EXERCISE: Name each feature that the Caspian Sea travel passage gives as part of the industrial seaport tangle in Aktau.

QUOTED PASSAGE:

******************************

10 The Caspian Sea

​06 THE CAUCASUS

In the affluent west we have an equation for living; that time = money. Logically, in countries where the dough is a little thinner on the ground (did someone drop a pizza?) You could reasonably presume that time does not necessarily = money quite so much. What’s the point in hurrying if you are not going to earn very much anyway? And so it was; that Uzbek roadbuilders were out there on the incumbent highways, scraping along doing as little as possible because the government had not paid them in more than six months. I could see a viciously circular chicken and egg type stalemate happening there….

Anyhow, back to the point. I had made my way down to the ferry ticket office in Aktau for 9am, the lovely cuddly lady there had given me directions to the specific place in the labyrinthine industrial seaport tangle of train tracks, mysterious pipelines, roads and oily dirt tracks and warning signs pinned up ominously in various forms of gibberish. You must get there by ten! The ferry sails at ten!

******************************

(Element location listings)

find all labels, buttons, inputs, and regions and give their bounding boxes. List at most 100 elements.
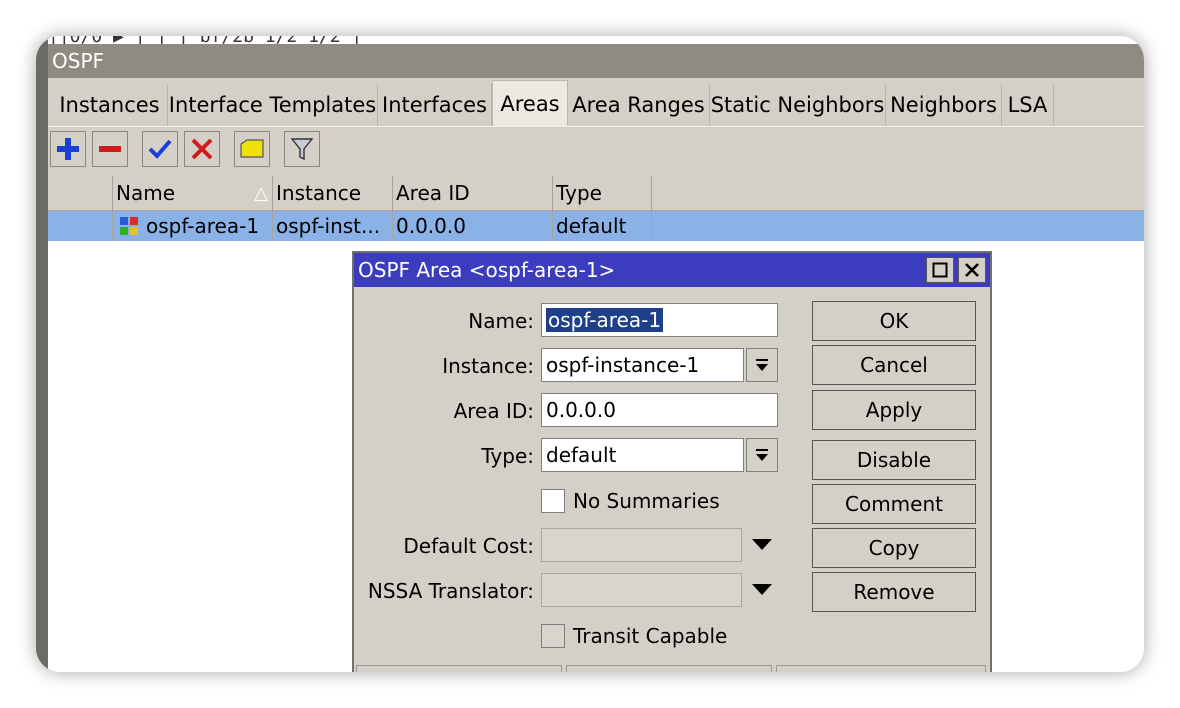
tab-label: Areas	[500, 91, 560, 116]
nssa-translator-field[interactable]	[541, 573, 742, 607]
comment-icon	[240, 139, 264, 158]
remove-button[interactable]: Remove	[812, 572, 976, 612]
dialog-titlebar[interactable]: OSPF Area <ospf-area-1>	[354, 253, 990, 287]
cell-instance: ospf-inst...	[272, 211, 392, 241]
add-button[interactable]	[50, 131, 86, 167]
column-label: Name	[116, 181, 176, 205]
tab-area-ranges[interactable]: Area Ranges	[568, 84, 710, 126]
background-glyphs: ||0/0 ▶ | | | bf/2b 1/2 1/2 |	[48, 36, 363, 47]
dialog-title: OSPF Area <ospf-area-1>	[358, 258, 616, 282]
table-header: Name △ Instance Area ID Type	[48, 176, 1144, 211]
sort-ascending-icon: △	[254, 182, 268, 204]
name-label: Name:	[468, 309, 534, 333]
dropdown-arrow-icon	[756, 359, 768, 371]
window-titlebar[interactable]: OSPF	[48, 44, 1144, 78]
tab-label: Neighbors	[890, 93, 997, 117]
type-dropdown-button[interactable]	[746, 438, 778, 472]
tab-lsa[interactable]: LSA	[1002, 84, 1054, 126]
cell-name: ospf-area-1	[112, 211, 272, 241]
default-cost-expand-button[interactable]	[750, 528, 774, 562]
ok-button[interactable]: OK	[812, 301, 976, 341]
ospf-window: Instances Interface Templates Interfaces…	[48, 78, 1144, 672]
tab-label: Instances	[59, 93, 160, 117]
tab-label: Interface Templates	[168, 93, 377, 117]
table-row[interactable]: ospf-area-1 ospf-inst... 0.0.0.0 default	[48, 211, 1144, 241]
type-value: default	[546, 443, 617, 467]
enable-button[interactable]	[142, 131, 178, 167]
default-cost-field[interactable]	[541, 528, 742, 562]
type-field[interactable]: default	[541, 438, 744, 472]
status-panel	[776, 665, 986, 672]
toolbar	[48, 126, 1144, 177]
column-label: Type	[556, 181, 602, 205]
column-header-icon[interactable]	[48, 176, 112, 210]
column-header-instance[interactable]: Instance	[272, 176, 392, 210]
tab-areas[interactable]: Areas	[492, 80, 568, 126]
column-header-type[interactable]: Type	[552, 176, 652, 210]
tab-neighbors[interactable]: Neighbors	[886, 84, 1002, 126]
instance-value: ospf-instance-1	[546, 353, 700, 377]
area-id-field[interactable]: 0.0.0.0	[541, 393, 778, 427]
transit-capable-label: Transit Capable	[573, 624, 728, 648]
no-summaries-checkbox[interactable]	[541, 489, 565, 513]
column-header-area-id[interactable]: Area ID	[392, 176, 552, 210]
remove-icon	[99, 146, 121, 152]
disable-button[interactable]	[184, 131, 220, 167]
comment-button[interactable]: Comment	[812, 484, 976, 524]
cell-area-id: 0.0.0.0	[392, 211, 552, 241]
tab-static-neighbors[interactable]: Static Neighbors	[710, 84, 886, 126]
column-label: Area ID	[396, 181, 470, 205]
default-cost-label: Default Cost:	[403, 534, 534, 558]
triangle-down-icon	[752, 584, 772, 595]
window-title: OSPF	[52, 49, 105, 73]
status-panel	[566, 665, 772, 672]
maximize-icon	[932, 262, 948, 278]
area-id-value: 0.0.0.0	[546, 398, 616, 422]
column-label: Instance	[276, 181, 362, 205]
type-label: Type:	[481, 444, 534, 468]
tab-label: Area Ranges	[572, 93, 705, 117]
copy-button[interactable]: Copy	[812, 528, 976, 568]
tab-strip: Instances Interface Templates Interfaces…	[48, 78, 1144, 126]
no-summaries-label: No Summaries	[573, 489, 720, 513]
comment-button[interactable]	[234, 131, 270, 167]
check-icon	[148, 139, 172, 159]
triangle-down-icon	[752, 539, 772, 550]
close-button[interactable]	[958, 257, 986, 283]
filter-button[interactable]	[284, 131, 320, 167]
remove-button[interactable]	[92, 131, 128, 167]
background-window-strip: ||0/0 ▶ | | | bf/2b 1/2 1/2 |	[48, 36, 1144, 47]
tab-instances[interactable]: Instances	[52, 84, 168, 126]
tab-label: LSA	[1007, 93, 1048, 117]
window-left-edge	[36, 36, 48, 672]
apply-button[interactable]: Apply	[812, 390, 976, 430]
status-panel	[356, 665, 562, 672]
instance-dropdown-button[interactable]	[746, 348, 778, 382]
instance-label: Instance:	[442, 354, 534, 378]
cancel-button[interactable]: Cancel	[812, 345, 976, 385]
nssa-translator-expand-button[interactable]	[750, 573, 774, 607]
close-icon	[965, 263, 979, 277]
name-field[interactable]: ospf-area-1	[541, 303, 778, 337]
disable-button[interactable]: Disable	[812, 440, 976, 480]
tab-label: Interfaces	[382, 93, 487, 117]
tab-interface-templates[interactable]: Interface Templates	[168, 84, 378, 126]
name-value: ospf-area-1	[546, 308, 664, 332]
dropdown-arrow-icon	[756, 449, 768, 461]
ospf-area-dialog: OSPF Area <ospf-area-1> Name: ospf-area-…	[352, 251, 992, 672]
screenshot-frame: ||0/0 ▶ | | | bf/2b 1/2 1/2 | OSPF Insta…	[36, 36, 1144, 672]
filter-icon	[290, 138, 314, 161]
transit-capable-checkbox[interactable]	[541, 624, 565, 648]
maximize-button[interactable]	[926, 257, 954, 283]
nssa-translator-label: NSSA Translator:	[367, 579, 534, 603]
tab-label: Static Neighbors	[710, 93, 885, 117]
add-icon	[57, 138, 79, 160]
tab-interfaces[interactable]: Interfaces	[378, 84, 492, 126]
row-name: ospf-area-1	[146, 214, 260, 238]
column-header-name[interactable]: Name △	[112, 176, 272, 210]
area-id-label: Area ID:	[453, 399, 534, 423]
instance-field[interactable]: ospf-instance-1	[541, 348, 744, 382]
cell-type: default	[552, 211, 652, 241]
ospf-area-icon	[120, 217, 138, 235]
x-icon	[191, 138, 213, 160]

******************************

FINAL RESULT:
- train tracks
- mysterious pipelines
- roads
- oily dirt tracks
- warning signs